▶ _Problem to solve_:
Transcribe the data in full and exactly, omitting any pictures.

▶ _Data shown_:
::::
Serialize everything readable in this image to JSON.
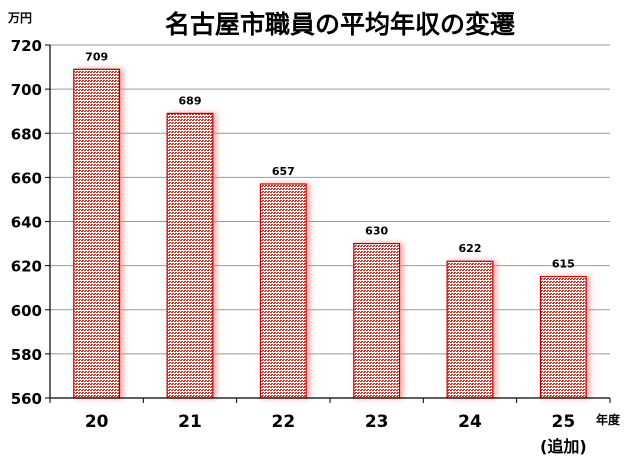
{
  "chart_data": {
    "type": "bar",
    "title": "名古屋市職員の平均年収の変遷",
    "ylabel": "万円",
    "xlabel": "年度",
    "categories": [
      "20",
      "21",
      "22",
      "23",
      "24",
      "25"
    ],
    "category_sublabels": [
      "",
      "",
      "",
      "",
      "",
      "(追加)"
    ],
    "values": [
      709,
      689,
      657,
      630,
      622,
      615
    ],
    "data_labels": [
      "709",
      "689",
      "657",
      "630",
      "622",
      "615"
    ],
    "ylim": [
      560,
      720
    ],
    "yticks": [
      560,
      580,
      600,
      620,
      640,
      660,
      680,
      700,
      720
    ],
    "grid": true,
    "legend": "none",
    "colors": {
      "bar_edge": "#b30000",
      "bar_pattern": "#c0392b",
      "bar_glow": "#ff9a9a",
      "grid": "#9a9a9a",
      "axis": "#000000"
    }
  }
}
::::
▶ _Finished answer_:
Serialize everything readable in this image to JSON.
{
  "chart_data": {
    "type": "bar",
    "title": "名古屋市職員の平均年収の変遷",
    "ylabel": "万円",
    "xlabel": "年度",
    "categories": [
      "20",
      "21",
      "22",
      "23",
      "24",
      "25"
    ],
    "category_sublabels": [
      "",
      "",
      "",
      "",
      "",
      "(追加)"
    ],
    "values": [
      709,
      689,
      657,
      630,
      622,
      615
    ],
    "data_labels": [
      "709",
      "689",
      "657",
      "630",
      "622",
      "615"
    ],
    "ylim": [
      560,
      720
    ],
    "yticks": [
      560,
      580,
      600,
      620,
      640,
      660,
      680,
      700,
      720
    ],
    "grid": true,
    "legend": "none",
    "colors": {
      "bar_edge": "#b30000",
      "bar_pattern": "#c0392b",
      "bar_glow": "#ff9a9a",
      "grid": "#9a9a9a",
      "axis": "#000000"
    }
  }
}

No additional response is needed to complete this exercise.